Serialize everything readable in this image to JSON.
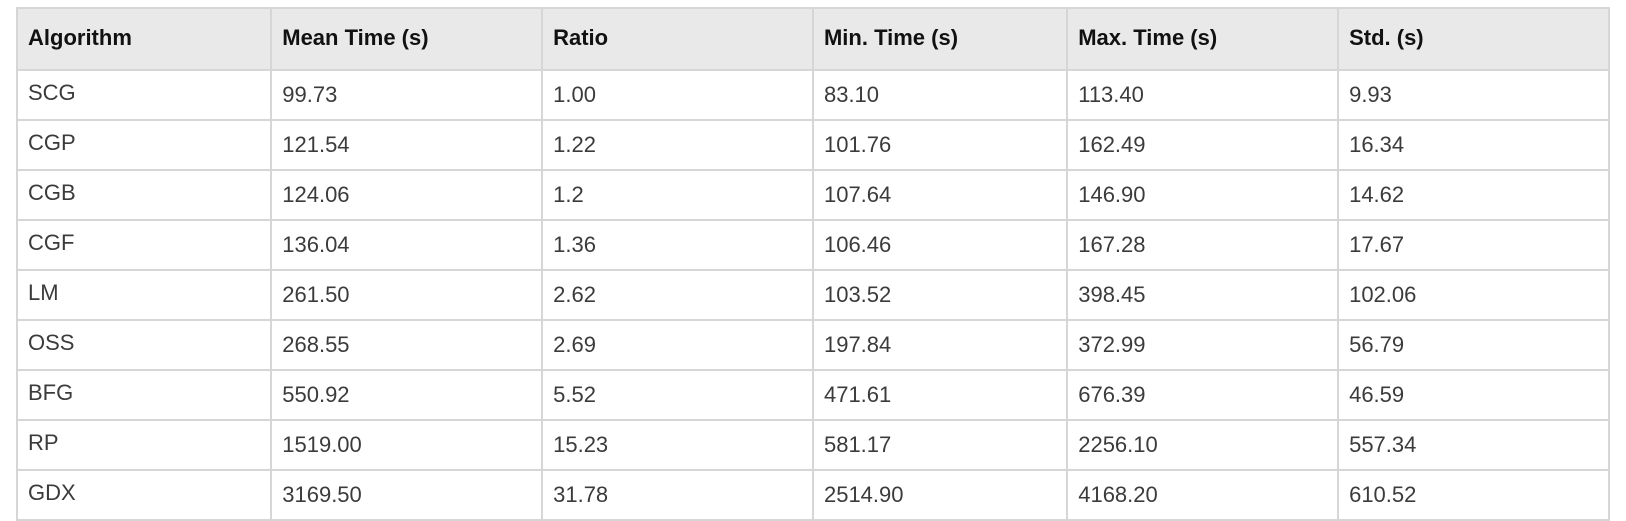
{
  "table": {
    "headers": [
      "Algorithm",
      "Mean Time (s)",
      "Ratio",
      "Min. Time (s)",
      "Max. Time (s)",
      "Std. (s)"
    ],
    "rows": [
      [
        "SCG",
        "99.73",
        "1.00",
        "83.10",
        "113.40",
        "9.93"
      ],
      [
        "CGP",
        "121.54",
        "1.22",
        "101.76",
        "162.49",
        "16.34"
      ],
      [
        "CGB",
        "124.06",
        "1.2",
        "107.64",
        "146.90",
        "14.62"
      ],
      [
        "CGF",
        "136.04",
        "1.36",
        "106.46",
        "167.28",
        "17.67"
      ],
      [
        "LM",
        "261.50",
        "2.62",
        "103.52",
        "398.45",
        "102.06"
      ],
      [
        "OSS",
        "268.55",
        "2.69",
        "197.84",
        "372.99",
        "56.79"
      ],
      [
        "BFG",
        "550.92",
        "5.52",
        "471.61",
        "676.39",
        "46.59"
      ],
      [
        "RP",
        "1519.00",
        "15.23",
        "581.17",
        "2256.10",
        "557.34"
      ],
      [
        "GDX",
        "3169.50",
        "31.78",
        "2514.90",
        "4168.20",
        "610.52"
      ]
    ]
  },
  "colors": {
    "header_bg": "#e9e9e9",
    "border": "#d6d6d6",
    "header_text": "#111111",
    "cell_text": "#3b3b3b"
  }
}
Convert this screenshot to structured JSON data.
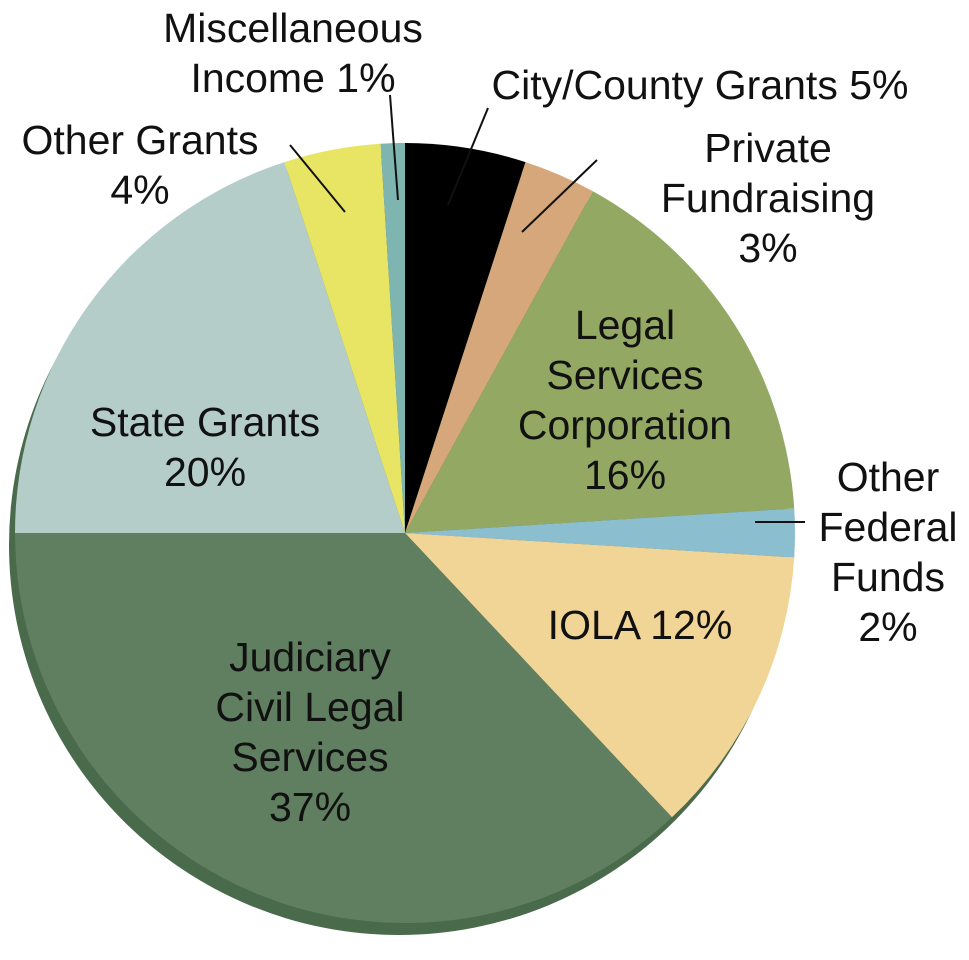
{
  "chart_data": {
    "type": "pie",
    "categories": [
      "City/County Grants",
      "Private Fundraising",
      "Legal Services Corporation",
      "Other Federal Funds",
      "IOLA",
      "Judiciary Civil Legal Services",
      "State Grants",
      "Other Grants",
      "Miscellaneous Income"
    ],
    "values": [
      5,
      3,
      16,
      2,
      12,
      37,
      20,
      4,
      1
    ],
    "value_labels": [
      "5%",
      "3%",
      "16%",
      "2%",
      "12%",
      "37%",
      "20%",
      "4%",
      "1%"
    ],
    "colors": [
      "#000000",
      "#d6a77a",
      "#93a862",
      "#8bbfd0",
      "#f1d597",
      "#5f7f60",
      "#b4cdc9",
      "#e9e564",
      "#7fb5b0"
    ]
  }
}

• • • •

#### [Requirement]
Answer with one number: how many lines of the entries above include the word "Services".

#### [Task output]
2